> Übungstext

* * * * *

Erfährt das Jugendamt von einer Kindeswohlgefährdung (vgl. dazu auch § 8a SGB VIII), kann es den/die Minderjährige/n in Obhut nehmen, wenn es keine andere geeignete Hilfemöglichkeit gibt. Freiheitsentziehende Maßnahmen sind ohne richterliche Entscheidung einen Tag nach Beginn zu beenden (Art. 104 GG, § 42 Abs. 5 SGB VIII). Sie sind außerdem nur zulässig, um Gefahren für Leib und Leben des Betroffen oder von Dritten abzuwenden (§ 42 Abs. 5 SGB VIII). Zu freiheitsentziehenden Maßnahmen wird im Rahmen von Inobhutnahmen äußerst selten gegriffen. Eine Verpflichtung dazu besteht nicht.

* * * * *

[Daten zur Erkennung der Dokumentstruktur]
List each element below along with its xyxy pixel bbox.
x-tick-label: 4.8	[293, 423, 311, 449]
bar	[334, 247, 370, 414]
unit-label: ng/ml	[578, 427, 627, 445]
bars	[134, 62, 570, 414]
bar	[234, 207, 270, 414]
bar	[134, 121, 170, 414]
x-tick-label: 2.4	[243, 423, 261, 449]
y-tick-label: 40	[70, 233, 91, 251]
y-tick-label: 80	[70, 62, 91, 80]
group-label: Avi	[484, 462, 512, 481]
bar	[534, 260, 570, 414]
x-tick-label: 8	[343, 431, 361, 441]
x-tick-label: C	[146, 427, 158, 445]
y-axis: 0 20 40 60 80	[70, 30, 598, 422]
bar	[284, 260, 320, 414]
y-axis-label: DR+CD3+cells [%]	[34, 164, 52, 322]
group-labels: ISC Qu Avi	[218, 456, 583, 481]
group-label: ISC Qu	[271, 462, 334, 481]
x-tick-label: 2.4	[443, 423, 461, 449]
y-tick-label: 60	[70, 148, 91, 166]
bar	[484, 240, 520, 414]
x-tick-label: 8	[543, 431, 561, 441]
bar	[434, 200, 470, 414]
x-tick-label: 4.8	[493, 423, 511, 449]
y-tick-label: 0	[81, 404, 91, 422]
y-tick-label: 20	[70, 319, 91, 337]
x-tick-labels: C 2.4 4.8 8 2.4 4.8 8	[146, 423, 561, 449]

* * * * *

> Deine Aufgabe
Schreib den Übungstext zur Inobhutnahme erneut ab, beginnend mit "Erfährt das Jugendamt" und weiter bis einschließlich "dazu besteht nicht.". Ersetze dabei "Jugendamt" durch "Kreisjugendamt". Die Zeilen braucht man zur Bearbeitung nicht.

> Antwortteil
Erfährt das Kreisjugendamt von einer Kindeswohlgefährdung (vgl. dazu auch § 8a SGB VIII), kann es den/die Minderjährige/n in Obhut nehmen, wenn es keine andere geeignete Hilfemöglichkeit gibt. Freiheitsentziehende Maßnahmen sind ohne richterliche Entscheidung einen Tag nach Beginn zu beenden (Art. 104 GG, § 42 Abs. 5 SGB VIII). Sie sind außerdem nur zulässig, um Gefahren für Leib und Leben des Betroffen oder von Dritten abzuwenden (§ 42 Abs. 5 SGB VIII). Zu freiheitsentziehenden Maßnahmen wird im Rahmen von Inobhutnahmen äußerst selten gegriffen. Eine Verpflichtung dazu besteht nicht.